What you will do: The records that follow are to be transcribed in full, without their images.

Input data:
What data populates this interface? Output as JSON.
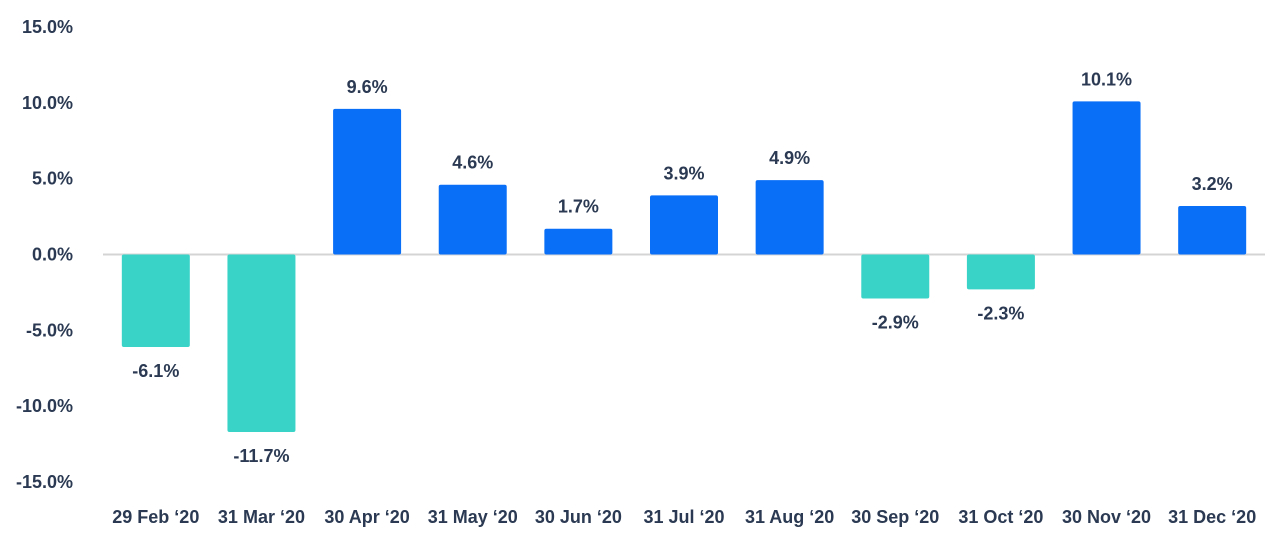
{
  "chart_data": {
    "type": "bar",
    "categories": [
      "29 Feb ‘20",
      "31 Mar ‘20",
      "30 Apr ‘20",
      "31 May ‘20",
      "30 Jun ‘20",
      "31 Jul ‘20",
      "31 Aug ‘20",
      "30 Sep ‘20",
      "31 Oct ‘20",
      "30 Nov ‘20",
      "31 Dec ‘20"
    ],
    "values": [
      -6.1,
      -11.7,
      9.6,
      4.6,
      1.7,
      3.9,
      4.9,
      -2.9,
      -2.3,
      10.1,
      3.2
    ],
    "data_labels": [
      "-6.1%",
      "-11.7%",
      "9.6%",
      "4.6%",
      "1.7%",
      "3.9%",
      "4.9%",
      "-2.9%",
      "-2.3%",
      "10.1%",
      "3.2%"
    ],
    "title": "",
    "xlabel": "",
    "ylabel": "",
    "ylim": [
      -15,
      15
    ],
    "y_ticks": [
      15,
      10,
      5,
      0,
      -5,
      -10,
      -15
    ],
    "y_tick_labels": [
      "15.0%",
      "10.0%",
      "5.0%",
      "0.0%",
      "-5.0%",
      "-10.0%",
      "-15.0%"
    ],
    "grid": false,
    "legend": "none",
    "colors": {
      "positive": "#0a6ff7",
      "negative": "#3ad3c8",
      "zero_line": "#d4d4d4",
      "text": "#2b3a52"
    }
  }
}
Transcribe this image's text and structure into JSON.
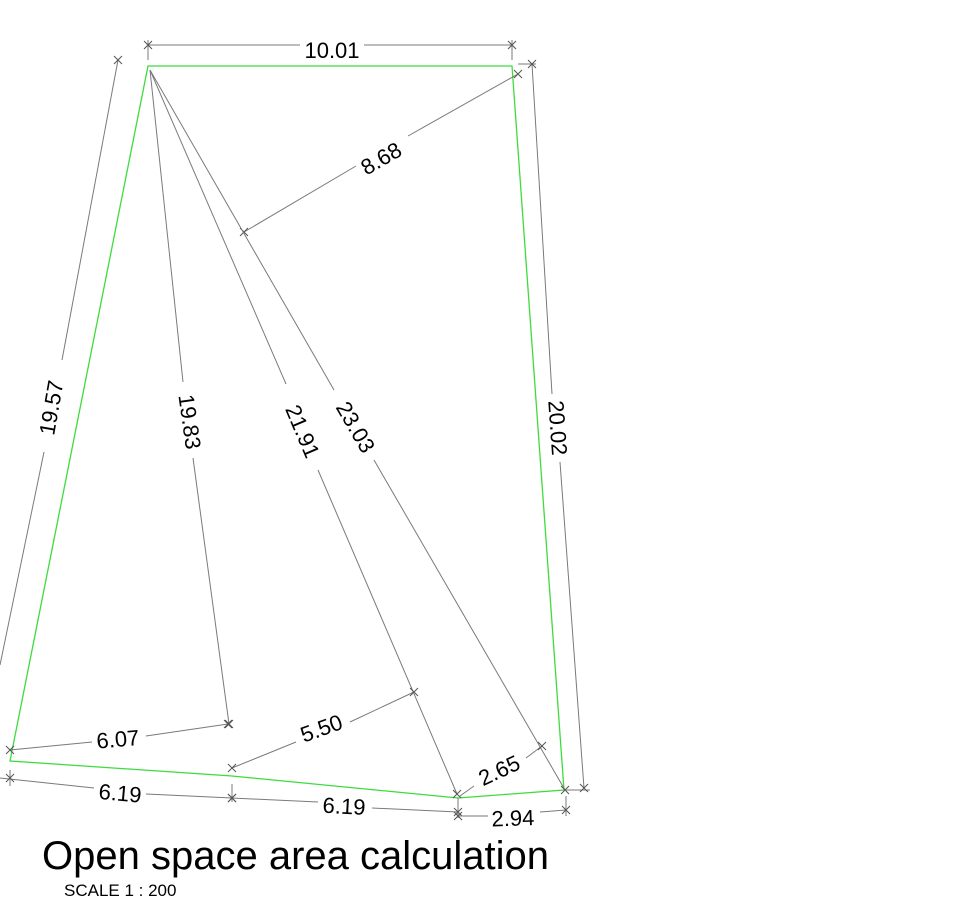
{
  "drawing": {
    "title": "Open space area calculation",
    "scale": "SCALE 1 : 200",
    "boundary_color": "#3ddc3d",
    "dimension_color": "#7a7a7a",
    "dimensions": [
      "10.01",
      "8.68",
      "19.57",
      "19.83",
      "21.91",
      "23.03",
      "20.02",
      "6.07",
      "5.50",
      "2.65",
      "6.19",
      "6.19",
      "2.94"
    ]
  }
}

Full response:
What data populates this interface? Output as JSON.
{
  "chart_data": {
    "type": "bar",
    "categories": [
      "29 Feb ‘20",
      "31 Mar ‘20",
      "30 Apr ‘20",
      "31 May ‘20",
      "30 Jun ‘20",
      "31 Jul ‘20",
      "31 Aug ‘20",
      "30 Sep ‘20",
      "31 Oct ‘20",
      "30 Nov ‘20",
      "31 Dec ‘20"
    ],
    "values": [
      -6.1,
      -11.7,
      9.6,
      4.6,
      1.7,
      3.9,
      4.9,
      -2.9,
      -2.3,
      10.1,
      3.2
    ],
    "data_labels": [
      "-6.1%",
      "-11.7%",
      "9.6%",
      "4.6%",
      "1.7%",
      "3.9%",
      "4.9%",
      "-2.9%",
      "-2.3%",
      "10.1%",
      "3.2%"
    ],
    "title": "",
    "xlabel": "",
    "ylabel": "",
    "ylim": [
      -15,
      15
    ],
    "y_ticks": [
      15,
      10,
      5,
      0,
      -5,
      -10,
      -15
    ],
    "y_tick_labels": [
      "15.0%",
      "10.0%",
      "5.0%",
      "0.0%",
      "-5.0%",
      "-10.0%",
      "-15.0%"
    ],
    "grid": false,
    "legend": "none",
    "colors": {
      "positive": "#0a6ff7",
      "negative": "#3ad3c8",
      "zero_line": "#d4d4d4",
      "text": "#2b3a52"
    }
  }
}
Transcribe this image's text and structure into JSON.
{
  "drawing": {
    "title": "Open space area calculation",
    "scale": "SCALE 1 : 200",
    "boundary_color": "#3ddc3d",
    "dimension_color": "#7a7a7a",
    "dimensions": [
      "10.01",
      "8.68",
      "19.57",
      "19.83",
      "21.91",
      "23.03",
      "20.02",
      "6.07",
      "5.50",
      "2.65",
      "6.19",
      "6.19",
      "2.94"
    ]
  }
}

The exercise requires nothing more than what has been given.